Task statement
Revise the forum thread on silver market volatility, restating the part that begins with the words "HKMEx closed because" and ends with "the same circumstance.", but with "coin shop" replaced by "bullion dealer".

>> Begin Text section

Market Harmony wrote:InfleXion wrote:Agreed, but the volatility is telling us something else too. The market is conflicted. The more volatile it gets the more easily it will break to new highs. If it breaks to new lows the physical inventory will get that much tighter anyway. With the HKMEx being shutdown completely yesterday and the CME halting trading 4 times also yesterday it is apparent that the electronic markets have their hands full and I would bet they are experiencing major delivery issues at $20 silver. The HKMEx had to cash out all its customers, no delivery. Essentially they pulled an MF Global, but it's not hitting the wire as that big of a deal since there wasn't any (known) scandal involved.
My (limited) understanding of the volatility is that it is representative of a product trading in too small of a market. A trade of tons of silver theoretically should be absorbed by an open bid/ask system with little change of price. But, what we are seeing is that a large block of trades (buys or sells) can move the PM markets with relative ease. That, to me, is an indication that there is too little open interest, and therefore leads to opportunistic exploitation of a paper market where bids/asks at price points is open for attack. This works in bull markets and bear markets... just as long as there is a way to offload the trade, whether directly or indirectly. A speculator has incentive to seek a trade that will profit from a larger trade that quickly eats away at the open bids or asks.
With the leverage of 15:1, the extra availability of COMEX paper is supposed to help to alleviate the wide swings in price by bringing more participants to the market. If there was a 1:1 (zero leverage) market, then any large trade would not be absorbed quickly enough, and volatility would swing wildly in one direction or the other. The open bid/ask system would have to fill those orders at the limit up or down price of the entity making the trade until that block of contracts is moved. The addition of leverage should increase the number or scope of market participants; the bid/ask system will grow in size; The larger market should then greatly influence price stability because it would take larger and larger trade sizes to wipe out a bid/ask book and create the wild price swing.
But this stability is not what we see, so that makes me think that the volatility simply represents too small of a market. If the market was full of eager participants with access to highly leverage product, then I suspect that a trade of tons of silver wouldn't even show up on a chart.
HKMEx closed because it was unprofitable because there were too few trades
Too many suppositions and incorrect assertions here. This isn't personal but you speak as if your assertions are facts and many are categorically false. For one, CME Group's (COMEX) silver open interest as of Fridays settlement was about 147,000 contracts. that is a very healthy level compared to the past averages- see
http://www.cmegroup.com/trading/metals/ ... ptions.pdfHKMEx has nothing to do with it (nor MF Global, nor silver plated clads, nor tungsten filled bars) so let's not mix the closing of one exchange to be anecdotal evidence for another. It's not even close to apples and oranges with that parallel. Some small time coin shop can close because of lack of revenue and that doesn't mean APMEX and Tulving are somehow in the same circumstance.

>> End Text section
>> Begin Entries

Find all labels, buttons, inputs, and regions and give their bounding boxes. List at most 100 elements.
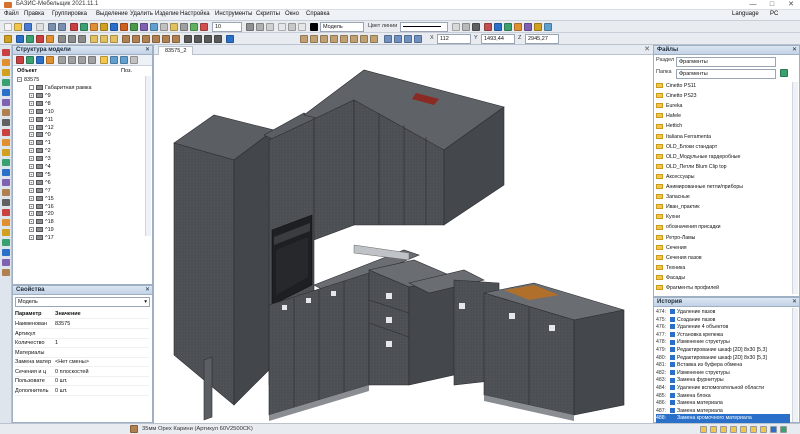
properties-close-button[interactable]: ✕ bbox=[145, 286, 150, 295]
mirror-tool-icon[interactable] bbox=[2, 199, 10, 206]
folder-item[interactable]: Italiana Ferramenta bbox=[656, 134, 711, 142]
undo-icon[interactable] bbox=[48, 23, 56, 31]
lock-icon[interactable] bbox=[180, 23, 188, 31]
property-value[interactable]: 0 плоскостей bbox=[55, 368, 89, 377]
panel-tool-icon[interactable] bbox=[2, 49, 10, 56]
collapse-icon[interactable]: − bbox=[17, 77, 22, 83]
tree-item[interactable]: + ^17 bbox=[29, 234, 54, 242]
folder-item[interactable]: Сечения пазов bbox=[656, 255, 702, 263]
save-icon[interactable] bbox=[24, 23, 32, 31]
expand-icon[interactable]: + bbox=[29, 164, 34, 170]
drawer-tool-icon[interactable] bbox=[2, 89, 10, 96]
tree-item[interactable]: + ^12 bbox=[29, 124, 54, 132]
tree-item[interactable]: + ^3 bbox=[29, 155, 51, 163]
expand-icon[interactable]: + bbox=[29, 140, 34, 146]
open-folder-icon[interactable] bbox=[14, 23, 22, 31]
folder-item[interactable]: Аксессуары bbox=[656, 174, 695, 182]
panel-g-icon[interactable] bbox=[360, 35, 368, 43]
grid-icon[interactable] bbox=[130, 23, 138, 31]
expand-icon[interactable]: + bbox=[29, 92, 34, 98]
folder-item[interactable]: Hettich bbox=[656, 123, 682, 131]
refresh-icon[interactable] bbox=[780, 69, 788, 77]
menu-file[interactable]: Файл bbox=[4, 11, 19, 17]
tree-item[interactable]: + ^20 bbox=[29, 210, 54, 218]
select-icon[interactable] bbox=[150, 23, 158, 31]
tool-c-icon[interactable] bbox=[504, 23, 512, 31]
array-tool-icon[interactable] bbox=[2, 209, 10, 216]
tree-layer-icon[interactable] bbox=[58, 56, 66, 64]
view-icon[interactable] bbox=[288, 23, 296, 31]
zoom-fit-icon[interactable] bbox=[110, 35, 118, 43]
u-tool-icon[interactable] bbox=[120, 23, 128, 31]
tool-e-icon[interactable] bbox=[524, 23, 532, 31]
view-top-icon[interactable] bbox=[132, 35, 140, 43]
group-icon[interactable] bbox=[80, 23, 88, 31]
cut-tool-icon[interactable] bbox=[2, 129, 10, 136]
property-value[interactable]: 83575 bbox=[55, 320, 70, 329]
layer-icon[interactable] bbox=[170, 23, 178, 31]
dim-c-icon[interactable] bbox=[404, 35, 412, 43]
copy-icon[interactable] bbox=[46, 35, 54, 43]
shade-icon[interactable] bbox=[472, 23, 480, 31]
property-value[interactable]: 0 шт. bbox=[55, 377, 67, 386]
snap-center-icon[interactable] bbox=[720, 426, 727, 433]
snap-track-icon[interactable] bbox=[770, 426, 777, 433]
panel-a-icon[interactable] bbox=[300, 35, 308, 43]
folder-item[interactable]: Кухни bbox=[656, 214, 680, 222]
line-width-icon[interactable] bbox=[452, 23, 460, 31]
folder-item[interactable]: OLD_Блоки стандарт bbox=[656, 144, 717, 152]
loose-panel[interactable] bbox=[203, 356, 213, 421]
files-scrollbar[interactable] bbox=[792, 82, 798, 294]
dim-b-icon[interactable] bbox=[394, 35, 402, 43]
snap-mid-icon[interactable] bbox=[710, 426, 717, 433]
hidden-line-icon[interactable] bbox=[194, 35, 202, 43]
tree-item[interactable]: + ^19 bbox=[29, 226, 54, 234]
3d-viewport[interactable]: 83575_2 ✕ bbox=[153, 45, 653, 423]
panel-c-icon[interactable] bbox=[320, 35, 328, 43]
menu-product[interactable]: Изделие bbox=[155, 11, 179, 17]
perspective-icon[interactable] bbox=[226, 35, 234, 43]
edge-tool-icon[interactable] bbox=[2, 109, 10, 116]
hole-tool-icon[interactable] bbox=[2, 149, 10, 156]
property-row[interactable]: Замена матер <Нет смены> bbox=[15, 358, 149, 367]
tree-item[interactable]: + ^16 bbox=[29, 203, 54, 211]
tool-b-icon[interactable] bbox=[494, 23, 502, 31]
folder-item[interactable]: Hafele bbox=[656, 113, 681, 121]
folder-item[interactable]: Анимированные петли/приборы bbox=[656, 184, 743, 192]
expand-icon[interactable]: + bbox=[29, 227, 34, 233]
tree-item[interactable]: + ^7 bbox=[29, 187, 51, 195]
groove-tool-icon[interactable] bbox=[2, 139, 10, 146]
color-swatch-icon[interactable] bbox=[310, 23, 318, 31]
expand-icon[interactable]: + bbox=[29, 187, 34, 193]
expand-icon[interactable]: + bbox=[29, 219, 34, 225]
dim-d-icon[interactable] bbox=[414, 35, 422, 43]
tool-a-icon[interactable] bbox=[484, 23, 492, 31]
fastener-tool-icon[interactable] bbox=[2, 159, 10, 166]
view-left-icon[interactable] bbox=[142, 35, 150, 43]
tree-item[interactable]: + ^15 bbox=[29, 195, 54, 203]
material-tool-icon[interactable] bbox=[2, 189, 10, 196]
view-front-icon[interactable] bbox=[122, 35, 130, 43]
snap-end-icon[interactable] bbox=[700, 426, 707, 433]
tree-item[interactable]: + ^18 bbox=[29, 218, 54, 226]
tree-search-icon[interactable] bbox=[120, 56, 128, 64]
zoom-in-icon[interactable] bbox=[90, 35, 98, 43]
fill-icon[interactable] bbox=[200, 23, 208, 31]
property-value[interactable]: 1 bbox=[55, 339, 58, 348]
panel-e-icon[interactable] bbox=[340, 35, 348, 43]
wireframe-icon[interactable] bbox=[184, 35, 192, 43]
pattern-icon[interactable] bbox=[256, 23, 264, 31]
expand-icon[interactable] bbox=[29, 85, 34, 91]
menu-tools[interactable]: Инструменты bbox=[215, 11, 252, 17]
menu-help[interactable]: Справка bbox=[306, 11, 330, 17]
menu-window[interactable]: Окно bbox=[285, 11, 299, 17]
tool-f-icon[interactable] bbox=[534, 23, 542, 31]
folder-item[interactable]: Запасные bbox=[656, 194, 690, 202]
tree-sort-icon[interactable] bbox=[46, 56, 54, 64]
folder-item[interactable]: Eureka bbox=[656, 103, 682, 111]
tree-group-icon[interactable] bbox=[68, 56, 76, 64]
redo-icon[interactable] bbox=[58, 23, 66, 31]
expand-icon[interactable]: + bbox=[29, 116, 34, 122]
render-tool-icon[interactable] bbox=[2, 239, 10, 246]
folder-select[interactable]: Фрагменты bbox=[676, 69, 776, 79]
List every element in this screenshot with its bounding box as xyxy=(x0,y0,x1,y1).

>> End Entries

Response to this exercise
HKMEx closed because it was unprofitable because there were too few trades
Too many suppositions and incorrect assertions here. This isn't personal but you speak as if your assertions are facts and many are categorically false. For one, CME Group's (COMEX) silver open interest as of Fridays settlement was about 147,000 contracts. that is a very healthy level compared to the past averages- see
http://www.cmegroup.com/trading/metals/ ... ptions.pdfHKMEx has nothing to do with it (nor MF Global, nor silver plated clads, nor tungsten filled bars) so let's not mix the closing of one exchange to be anecdotal evidence for another. It's not even close to apples and oranges with that parallel. Some small time bullion dealer can close because of lack of revenue and that doesn't mean APMEX and Tulving are somehow in the same circumstance.